[SUPPLIED DATA]
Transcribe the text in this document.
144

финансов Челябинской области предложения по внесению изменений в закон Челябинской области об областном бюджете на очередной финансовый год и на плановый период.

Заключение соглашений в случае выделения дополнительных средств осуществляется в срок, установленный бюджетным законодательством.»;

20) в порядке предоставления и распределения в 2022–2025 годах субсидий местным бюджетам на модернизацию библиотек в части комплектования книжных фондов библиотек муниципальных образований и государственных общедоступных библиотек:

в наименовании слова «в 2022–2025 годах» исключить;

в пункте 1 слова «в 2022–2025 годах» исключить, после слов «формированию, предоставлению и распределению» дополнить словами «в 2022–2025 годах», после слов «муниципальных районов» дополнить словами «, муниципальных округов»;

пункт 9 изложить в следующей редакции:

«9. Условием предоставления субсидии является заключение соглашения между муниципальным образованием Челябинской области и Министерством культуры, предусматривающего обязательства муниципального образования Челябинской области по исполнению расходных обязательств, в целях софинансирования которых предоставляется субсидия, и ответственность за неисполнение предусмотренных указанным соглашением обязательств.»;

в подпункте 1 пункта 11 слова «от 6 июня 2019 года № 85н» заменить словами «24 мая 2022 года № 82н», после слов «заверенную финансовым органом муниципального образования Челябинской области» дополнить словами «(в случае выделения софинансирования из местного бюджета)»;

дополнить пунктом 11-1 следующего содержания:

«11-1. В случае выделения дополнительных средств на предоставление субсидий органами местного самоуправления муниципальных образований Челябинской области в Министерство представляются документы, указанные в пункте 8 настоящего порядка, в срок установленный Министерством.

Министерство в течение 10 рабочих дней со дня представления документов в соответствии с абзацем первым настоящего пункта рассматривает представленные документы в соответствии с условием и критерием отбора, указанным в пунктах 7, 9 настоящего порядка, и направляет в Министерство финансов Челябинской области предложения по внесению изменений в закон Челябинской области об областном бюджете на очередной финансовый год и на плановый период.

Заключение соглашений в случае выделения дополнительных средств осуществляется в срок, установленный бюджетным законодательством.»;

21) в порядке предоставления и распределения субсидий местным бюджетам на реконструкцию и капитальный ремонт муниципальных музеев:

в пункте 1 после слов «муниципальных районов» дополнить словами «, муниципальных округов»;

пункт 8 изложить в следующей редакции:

[TASK DESCRIPTION]
Extract the whole listing, character for character.

[TASK SOLUTION]
Transcribe the text in this document.
144

финансов Челябинской области предложения по внесению изменений в закон Челябинской области об областном бюджете на очередной финансовый год и на плановый период.

Заключение соглашений в случае выделения дополнительных средств осуществляется в срок, установленный бюджетным законодательством.»;

20) в порядке предоставления и распределения в 2022–2025 годах субсидий местным бюджетам на модернизацию библиотек в части комплектования книжных фондов библиотек муниципальных образований и государственных общедоступных библиотек:

в наименовании слова «в 2022–2025 годах» исключить;

в пункте 1 слова «в 2022–2025 годах» исключить, после слов «формированию, предоставлению и распределению» дополнить словами «в 2022–2025 годах», после слов «муниципальных районов» дополнить словами «, муниципальных округов»;

пункт 9 изложить в следующей редакции:

«9. Условием предоставления субсидии является заключение соглашения между муниципальным образованием Челябинской области и Министерством культуры, предусматривающего обязательства муниципального образования Челябинской области по исполнению расходных обязательств, в целях софинансирования которых предоставляется субсидия, и ответственность за неисполнение предусмотренных указанным соглашением обязательств.»;

в подпункте 1 пункта 11 слова «от 6 июня 2019 года № 85н» заменить словами «24 мая 2022 года № 82н», после слов «заверенную финансовым органом муниципального образования Челябинской области» дополнить словами «(в случае выделения софинансирования из местного бюджета)»;

дополнить пунктом 11-1 следующего содержания:

«11-1. В случае выделения дополнительных средств на предоставление субсидий органами местного самоуправления муниципальных образований Челябинской области в Министерство представляются документы, указанные в пункте 8 настоящего порядка, в срок установленный Министерством.

Министерство в течение 10 рабочих дней со дня представления документов в соответствии с абзацем первым настоящего пункта рассматривает представленные документы в соответствии с условием и критерием отбора, указанным в пунктах 7, 9 настоящего порядка, и направляет в Министерство финансов Челябинской области предложения по внесению изменений в закон Челябинской области об областном бюджете на очередной финансовый год и на плановый период.

Заключение соглашений в случае выделения дополнительных средств осуществляется в срок, установленный бюджетным законодательством.»;

21) в порядке предоставления и распределения субсидий местным бюджетам на реконструкцию и капитальный ремонт муниципальных музеев:

в пункте 1 после слов «муниципальных районов» дополнить словами «, муниципальных округов»;

пункт 8 изложить в следующей редакции:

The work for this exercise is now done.